● Text extract:
:::::

The operational performance, including major developments, has been
further discussed in detail in the Management Discussion and Analysis section.
DIVIDEND
During the year under review, the Company did not declare dividend
opting instead to conserve resources.
Dividend Distribution Policy as approved by the Boad is available at
the Company's website and can be accessed at
https://www.digidrivelimited.com/resources/pdf/investor/
new/dividend_distribution_policy_digidrive_limited.pdf No amount has been transferred to
General Reserves during the Financial Year ended on March 31, 2025.
MANAGEMENT DISCUSSION AND ANALYSIS
In accordance with the Regulation 34 of the Listing Regulations, the
Management Discussion and Analysis for the year under review is given in a separate
section which forms part of this Report as Annexure A'.
HOLDING, SUBSIDIARY, JOINT VENTURE AND ASSOCIATE COMPANY
As of March 31, 2025, the Company remained a subsidiary of Composure
Services Private Limited and has one Subsidiary Company, Open Media Network Private
Limited (OMNPL) being the material subsidiary in terms of Listing Regulations.
The operations of the Company's subsidiary are detailed in
Management Discussion and Analysis, which forms part of the Annual Report. In compliance
with Section 129(3) of the Act read with Rule 5 of the Companies (Accounts) Rules, 2014, a
statement containing salient features of the financial statement of the subsidiary company
in Form No. AOC-1 is included in this Report. Further in accordance with the provisions of
Section 136 of the Act and the amendments thereto, alongwith the Listing Regulations, the
audited financial statements of the subsidiary company are available on the Company's
website and can be accessed at https://
www.digidrivelimited.com/resources/pdf/investor/new/
OPEN_MEDIA_NETWORK_PRIVATE_LIMITED_2024_2025. pdf The Company has formulated a Policy for
determining Material Subsidiaries which is available on the Company's website and can
be accessed at: https://www. digidrivelimited.com/resources/pdf/investor/new/Policy_
for_Determination_of_Material_Subsidiary.pdf Open Media Network Private Limited is
classified as a material subsidiary of the Company as defined under Regulation 16 (1) (c)

:::::

● Dataset records:
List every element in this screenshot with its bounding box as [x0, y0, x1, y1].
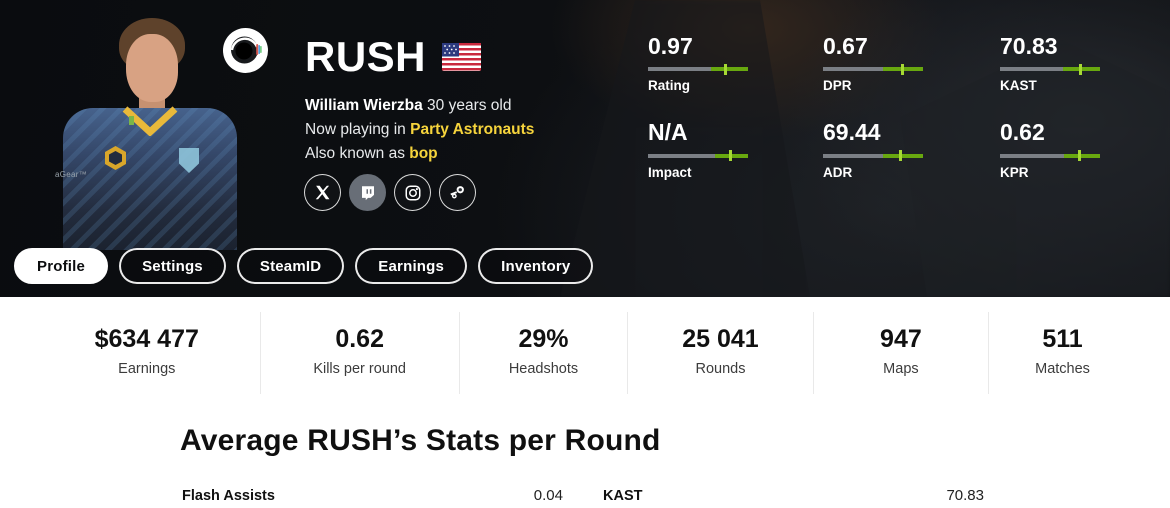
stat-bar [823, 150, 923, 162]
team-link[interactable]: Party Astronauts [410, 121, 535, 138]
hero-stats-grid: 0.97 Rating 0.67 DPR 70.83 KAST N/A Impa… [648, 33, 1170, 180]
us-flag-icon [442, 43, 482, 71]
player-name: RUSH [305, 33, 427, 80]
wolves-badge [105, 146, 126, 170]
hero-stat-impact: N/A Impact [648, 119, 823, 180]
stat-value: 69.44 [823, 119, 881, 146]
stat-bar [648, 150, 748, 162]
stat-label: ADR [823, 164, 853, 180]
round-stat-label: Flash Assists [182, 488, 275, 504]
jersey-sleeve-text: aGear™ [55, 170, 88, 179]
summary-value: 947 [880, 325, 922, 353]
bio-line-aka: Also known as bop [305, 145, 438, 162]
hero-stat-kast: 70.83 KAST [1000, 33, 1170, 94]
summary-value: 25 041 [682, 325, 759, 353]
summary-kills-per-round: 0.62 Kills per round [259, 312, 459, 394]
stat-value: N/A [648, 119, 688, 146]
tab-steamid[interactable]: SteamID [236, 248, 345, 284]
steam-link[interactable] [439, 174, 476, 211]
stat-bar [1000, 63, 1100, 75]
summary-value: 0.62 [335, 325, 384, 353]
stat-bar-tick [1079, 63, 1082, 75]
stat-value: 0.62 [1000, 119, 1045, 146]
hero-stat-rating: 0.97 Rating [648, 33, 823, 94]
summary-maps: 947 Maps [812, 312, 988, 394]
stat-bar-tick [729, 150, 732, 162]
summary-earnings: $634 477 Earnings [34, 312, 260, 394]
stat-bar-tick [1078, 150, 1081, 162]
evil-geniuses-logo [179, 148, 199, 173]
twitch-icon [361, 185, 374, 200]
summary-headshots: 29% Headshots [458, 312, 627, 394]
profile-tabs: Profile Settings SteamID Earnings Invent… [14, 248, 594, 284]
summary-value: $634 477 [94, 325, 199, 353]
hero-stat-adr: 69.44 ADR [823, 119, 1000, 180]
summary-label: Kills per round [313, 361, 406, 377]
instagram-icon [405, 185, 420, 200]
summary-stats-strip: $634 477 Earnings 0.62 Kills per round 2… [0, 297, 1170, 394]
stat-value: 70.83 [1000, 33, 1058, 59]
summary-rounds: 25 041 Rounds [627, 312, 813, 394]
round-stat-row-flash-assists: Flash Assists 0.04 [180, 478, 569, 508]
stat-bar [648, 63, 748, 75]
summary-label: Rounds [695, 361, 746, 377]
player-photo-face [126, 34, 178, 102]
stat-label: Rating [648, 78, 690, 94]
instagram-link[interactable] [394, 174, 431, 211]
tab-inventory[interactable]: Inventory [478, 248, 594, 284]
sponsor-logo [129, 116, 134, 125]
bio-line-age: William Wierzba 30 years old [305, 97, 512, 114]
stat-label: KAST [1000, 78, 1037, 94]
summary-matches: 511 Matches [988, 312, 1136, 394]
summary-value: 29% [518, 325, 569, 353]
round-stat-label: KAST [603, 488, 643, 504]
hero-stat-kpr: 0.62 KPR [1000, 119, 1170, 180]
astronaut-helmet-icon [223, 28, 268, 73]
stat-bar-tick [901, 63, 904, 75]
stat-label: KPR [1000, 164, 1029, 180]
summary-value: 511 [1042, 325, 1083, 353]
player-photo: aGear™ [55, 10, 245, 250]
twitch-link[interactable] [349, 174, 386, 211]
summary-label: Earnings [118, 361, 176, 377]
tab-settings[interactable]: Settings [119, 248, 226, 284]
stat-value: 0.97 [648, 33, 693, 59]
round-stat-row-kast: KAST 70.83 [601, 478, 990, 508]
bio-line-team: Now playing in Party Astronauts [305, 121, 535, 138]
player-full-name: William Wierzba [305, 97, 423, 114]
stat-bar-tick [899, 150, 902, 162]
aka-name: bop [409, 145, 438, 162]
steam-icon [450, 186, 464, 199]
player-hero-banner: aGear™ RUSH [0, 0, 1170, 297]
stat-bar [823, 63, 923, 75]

:::::

● Required actions:
**1.** According to the report excerpt, which company was the Company still a subsidiary of as of March 31, 2025?
**2.** Reproduce the report excerpt word for word from "The operational performance, including" to "to conserve resources.".
**3.** Extend the report excerpt past its last line, keeping to its subject and style.
The items have no connection to the report excerpt.

● Outputs for the tasks:
**1.** Composure Services Private Limited

**2.**
The operational performance, including major developments, has been
further discussed in detail in the Management Discussion and Analysis section.
DIVIDEND
During the year under review, the Company did not declare dividend
opting instead to conserve resources.

**3.**
of Listing Regulations. In accordance with Regulations 24 of Listing Regulations, the
Secretarial Audit Report issued by M/s. Kamana Goenka & Associates, Practicing Company
Secretaries, for the material Subsidiary Company is attached as annexure herewith and
forms an integral part of the Annual Report.
The Company did not have any Joint Venture or Associate Company as of
March 31, 2025.
CONSOLIDATED FINANCIAL STATEMENTS
In accordance with the provisions of the Act, Indian Accounting
Standards and the Listing Regulations, the Consolidated Financial Statements of the
Company for the Financial Year 2024-25, duly audited by Company's Statutory Auditors,
Messrs. Vidya & Co., Chartered Accountants, are included in the Annual Report. These
will be presented to the members at the forthcoming AGM of the Company as required under
the Act.
The audited financial statements including the consolidated financial
statements of the Company alongwith all other documents, are available on the
Company's website and can be accessed at https://www.digidrivelimited.com/
resources/pdf/investor/new/Annual_Report_2024-25.pdf
DIRECTORS AND KEY MANAGERIAL PERSONNEL
In accordance with the provisions of Section 152 of the Act read with
the Articles of Association of the Company,
Mr. Kiran Bhaskar Bandekar (DIN: 10245133) will retire by rotation at
the forthcoming AGM and being eligible, offer himself for his re-appointment. The Board,
on the recommendation of the Nomination and Remuneration Committee, has recommended his
re-appointment.
The Notice of the Third Annual General meeting contains an appropriate
resolution proposing his re-appointment. Further, during the year under review, there were
no changes in the Directors and Key Managerial Personnel of the Company.
The Company has received necessary disclosure/ declarations from all
the Independent Directors of the Company confirming that they meet the criteria for
independence prescribed under the Act and the Listing Regulations.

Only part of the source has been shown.